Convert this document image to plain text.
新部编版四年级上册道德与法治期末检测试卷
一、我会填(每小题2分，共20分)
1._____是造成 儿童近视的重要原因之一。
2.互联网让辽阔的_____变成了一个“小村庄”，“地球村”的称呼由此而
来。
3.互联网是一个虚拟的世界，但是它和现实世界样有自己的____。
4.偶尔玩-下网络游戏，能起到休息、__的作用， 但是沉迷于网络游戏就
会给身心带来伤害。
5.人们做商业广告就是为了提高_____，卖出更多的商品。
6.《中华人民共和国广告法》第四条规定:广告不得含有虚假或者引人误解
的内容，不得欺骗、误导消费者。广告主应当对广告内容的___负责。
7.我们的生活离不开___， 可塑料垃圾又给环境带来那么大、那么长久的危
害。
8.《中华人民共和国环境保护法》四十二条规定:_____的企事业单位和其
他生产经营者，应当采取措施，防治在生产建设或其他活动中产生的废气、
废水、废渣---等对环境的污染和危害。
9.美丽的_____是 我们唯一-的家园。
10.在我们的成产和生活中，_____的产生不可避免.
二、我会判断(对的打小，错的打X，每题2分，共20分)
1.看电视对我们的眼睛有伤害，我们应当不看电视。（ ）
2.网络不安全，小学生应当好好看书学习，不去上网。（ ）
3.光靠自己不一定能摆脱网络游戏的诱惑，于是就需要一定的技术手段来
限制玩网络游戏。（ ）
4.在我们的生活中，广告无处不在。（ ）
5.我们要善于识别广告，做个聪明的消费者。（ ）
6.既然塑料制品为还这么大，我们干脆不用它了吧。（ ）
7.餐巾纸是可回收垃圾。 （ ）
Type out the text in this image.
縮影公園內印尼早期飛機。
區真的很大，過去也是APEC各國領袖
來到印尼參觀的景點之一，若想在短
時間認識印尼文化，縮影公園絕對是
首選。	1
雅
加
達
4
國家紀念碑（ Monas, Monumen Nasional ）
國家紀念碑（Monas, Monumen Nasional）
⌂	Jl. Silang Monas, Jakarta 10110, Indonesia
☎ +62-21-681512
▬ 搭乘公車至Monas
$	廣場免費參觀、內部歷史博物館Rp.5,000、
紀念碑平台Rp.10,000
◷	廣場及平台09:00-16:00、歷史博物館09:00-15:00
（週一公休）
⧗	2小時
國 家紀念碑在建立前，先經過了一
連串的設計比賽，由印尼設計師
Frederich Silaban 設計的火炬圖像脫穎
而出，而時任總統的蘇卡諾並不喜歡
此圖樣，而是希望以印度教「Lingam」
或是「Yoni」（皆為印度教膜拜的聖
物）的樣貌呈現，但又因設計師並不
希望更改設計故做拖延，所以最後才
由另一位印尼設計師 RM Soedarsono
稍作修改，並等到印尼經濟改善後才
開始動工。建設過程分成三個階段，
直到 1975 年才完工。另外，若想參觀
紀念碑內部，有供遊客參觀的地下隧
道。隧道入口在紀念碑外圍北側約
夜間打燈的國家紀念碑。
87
___
Exactly reproduce every line found in the records.

Answer in full:
Convert this document image to plain text.
新部编版四年级上册道德与法治期末检测试卷
一、我会填(每小题2分，共20分)
1._____是造成 儿童近视的重要原因之一。
2.互联网让辽阔的_____变成了一个“小村庄”，“地球村”的称呼由此而
来。
3.互联网是一个虚拟的世界，但是它和现实世界样有自己的____。
4.偶尔玩-下网络游戏，能起到休息、__的作用， 但是沉迷于网络游戏就
会给身心带来伤害。
5.人们做商业广告就是为了提高_____，卖出更多的商品。
6.《中华人民共和国广告法》第四条规定:广告不得含有虚假或者引人误解
的内容，不得欺骗、误导消费者。广告主应当对广告内容的___负责。
7.我们的生活离不开___， 可塑料垃圾又给环境带来那么大、那么长久的危
害。
8.《中华人民共和国环境保护法》四十二条规定:_____的企事业单位和其
他生产经营者，应当采取措施，防治在生产建设或其他活动中产生的废气、
废水、废渣---等对环境的污染和危害。
9.美丽的_____是 我们唯一-的家园。
10.在我们的成产和生活中，_____的产生不可避免.
二、我会判断(对的打小，错的打X，每题2分，共20分)
1.看电视对我们的眼睛有伤害，我们应当不看电视。（ ）
2.网络不安全，小学生应当好好看书学习，不去上网。（ ）
3.光靠自己不一定能摆脱网络游戏的诱惑，于是就需要一定的技术手段来
限制玩网络游戏。（ ）
4.在我们的生活中，广告无处不在。（ ）
5.我们要善于识别广告，做个聪明的消费者。（ ）
6.既然塑料制品为还这么大，我们干脆不用它了吧。（ ）
7.餐巾纸是可回收垃圾。 （ ）
Type out the text in this image.
縮影公園內印尼早期飛機。
區真的很大，過去也是APEC各國領袖
來到印尼參觀的景點之一，若想在短
時間認識印尼文化，縮影公園絕對是
首選。	1
雅
加
達
4
國家紀念碑（ Monas, Monumen Nasional ）
國家紀念碑（Monas, Monumen Nasional）
⌂	Jl. Silang Monas, Jakarta 10110, Indonesia
☎ +62-21-681512
▬ 搭乘公車至Monas
$	廣場免費參觀、內部歷史博物館Rp.5,000、
紀念碑平台Rp.10,000
◷	廣場及平台09:00-16:00、歷史博物館09:00-15:00
（週一公休）
⧗	2小時
國 家紀念碑在建立前，先經過了一
連串的設計比賽，由印尼設計師
Frederich Silaban 設計的火炬圖像脫穎
而出，而時任總統的蘇卡諾並不喜歡
此圖樣，而是希望以印度教「Lingam」
或是「Yoni」（皆為印度教膜拜的聖
物）的樣貌呈現，但又因設計師並不
希望更改設計故做拖延，所以最後才
由另一位印尼設計師 RM Soedarsono
稍作修改，並等到印尼經濟改善後才
開始動工。建設過程分成三個階段，
直到 1975 年才完工。另外，若想參觀
紀念碑內部，有供遊客參觀的地下隧
道。隧道入口在紀念碑外圍北側約
夜間打燈的國家紀念碑。
87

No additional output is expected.